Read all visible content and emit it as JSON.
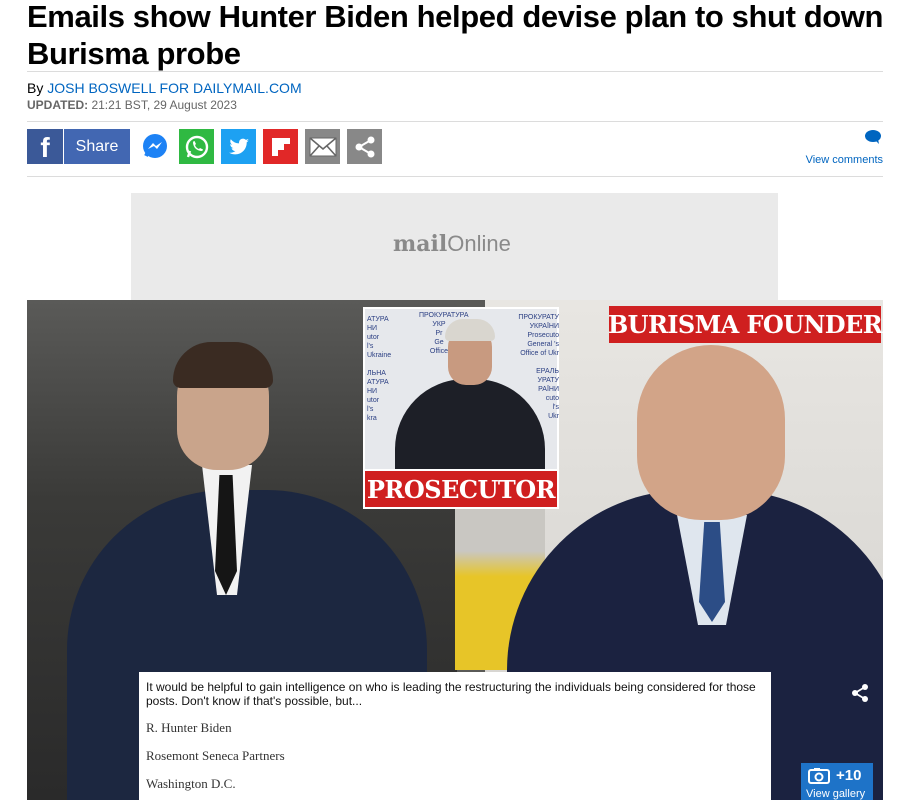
{
  "article": {
    "headline": "Emails show Hunter Biden helped devise plan to shut down Burisma probe",
    "byline_prefix": "By ",
    "author": "JOSH BOSWELL FOR DAILYMAIL.COM",
    "updated_label": "UPDATED:",
    "updated_time": " 21:21 BST, 29 August 2023"
  },
  "share": {
    "facebook_label": "Share",
    "buttons": [
      "messenger-icon",
      "whatsapp-icon",
      "twitter-icon",
      "flipboard-icon",
      "email-icon",
      "share-icon"
    ],
    "colors": {
      "facebook": "#3b5998",
      "whatsapp": "#2fb942",
      "twitter": "#1da1f2",
      "flipboard": "#e12828",
      "grey": "#888888"
    }
  },
  "comments": {
    "label": "View comments"
  },
  "ad": {
    "logo_bold": "mail",
    "logo_light": "Online"
  },
  "image": {
    "prosecutor_caption": "PROSECUTOR",
    "founder_caption": "BURISMA FOUNDER",
    "sign_left": "АТУРА\nНИ\nutor\nl's\nUkraine\n\nЛЬНА\nАТУРА\nНИ\nutor\nl's\nkra",
    "sign_mid": "ПРОКУРАТУРА\nУКР\nPr\nGe\nOffice",
    "sign_right": "ПРОКУРАТУ\nУКРАЇНИ\nProsecuto\nGeneral 's\nOffice of Ukr\n\nЕРАЛЬ\nУРАТУ\nРАЇНИ\ncuto\nl's\nUkr",
    "email_body": "It would be helpful to gain intelligence on who is leading the restructuring  the individuals being considered for those posts.  Don't know if that's possible, but...",
    "signature": [
      "R. Hunter Biden",
      "Rosemont Seneca Partners",
      "Washington D.C."
    ],
    "gallery_count": "+10",
    "gallery_label": "View gallery",
    "accent": "#cf1f1f"
  }
}
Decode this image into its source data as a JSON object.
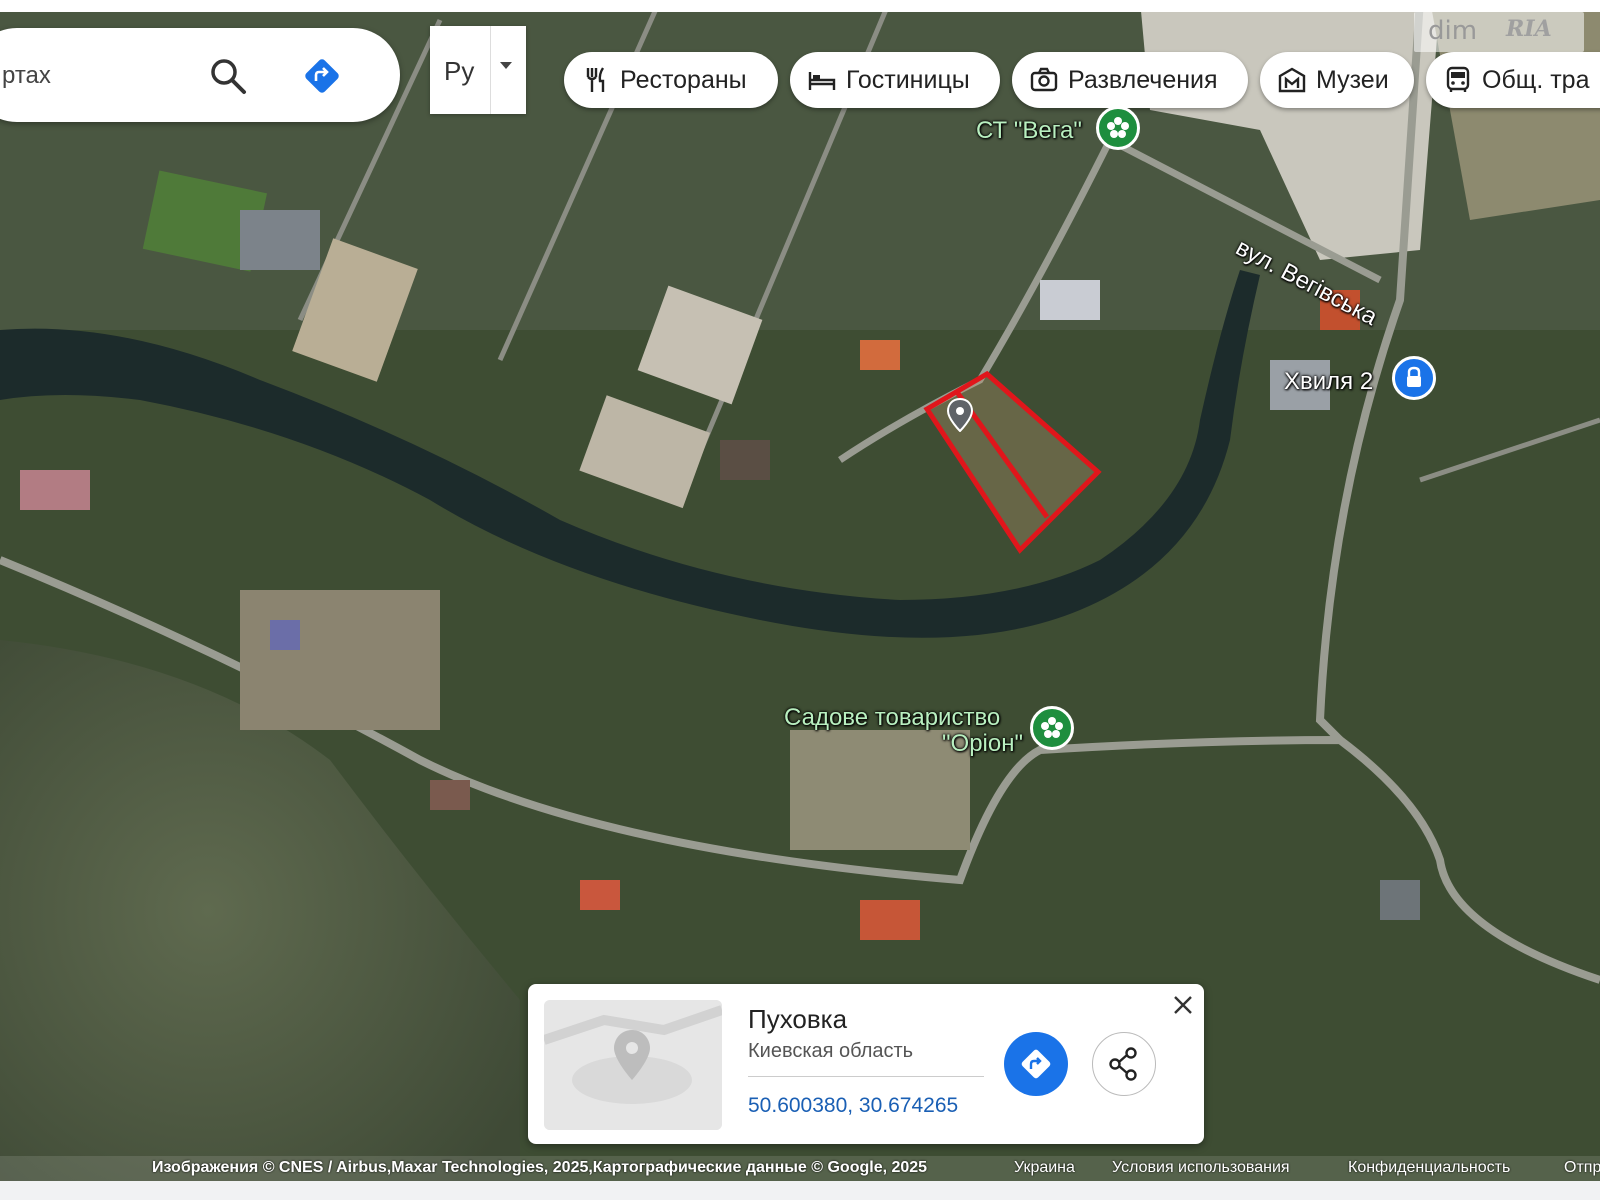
※
## Exercise objective
The records above are to be quoted exactly, with all pictures left out.

## Task output
Read all visible content and emit it as JSON.
{
  "article": {
    "headline": "Emails show Hunter Biden helped devise plan to shut down Burisma probe",
    "byline_prefix": "By ",
    "author": "JOSH BOSWELL FOR DAILYMAIL.COM",
    "updated_label": "UPDATED:",
    "updated_time": " 21:21 BST, 29 August 2023"
  },
  "share": {
    "facebook_label": "Share",
    "buttons": [
      "messenger-icon",
      "whatsapp-icon",
      "twitter-icon",
      "flipboard-icon",
      "email-icon",
      "share-icon"
    ],
    "colors": {
      "facebook": "#3b5998",
      "whatsapp": "#2fb942",
      "twitter": "#1da1f2",
      "flipboard": "#e12828",
      "grey": "#888888"
    }
  },
  "comments": {
    "label": "View comments"
  },
  "ad": {
    "logo_bold": "mail",
    "logo_light": "Online"
  },
  "image": {
    "prosecutor_caption": "PROSECUTOR",
    "founder_caption": "BURISMA FOUNDER",
    "sign_left": "АТУРА\nНИ\nutor\nl's\nUkraine\n\nЛЬНА\nАТУРА\nНИ\nutor\nl's\nkra",
    "sign_mid": "ПРОКУРАТУРА\nУКР\nPr\nGe\nOffice",
    "sign_right": "ПРОКУРАТУ\nУКРАЇНИ\nProsecuto\nGeneral 's\nOffice of Ukr\n\nЕРАЛЬ\nУРАТУ\nРАЇНИ\ncuto\nl's\nUkr",
    "email_body": "It would be helpful to gain intelligence on who is leading the restructuring  the individuals being considered for those posts.  Don't know if that's possible, but...",
    "signature": [
      "R. Hunter Biden",
      "Rosemont Seneca Partners",
      "Washington D.C."
    ],
    "gallery_count": "+10",
    "gallery_label": "View gallery",
    "accent": "#cf1f1f"
  }
}
Decode this image into its source data as a JSON object.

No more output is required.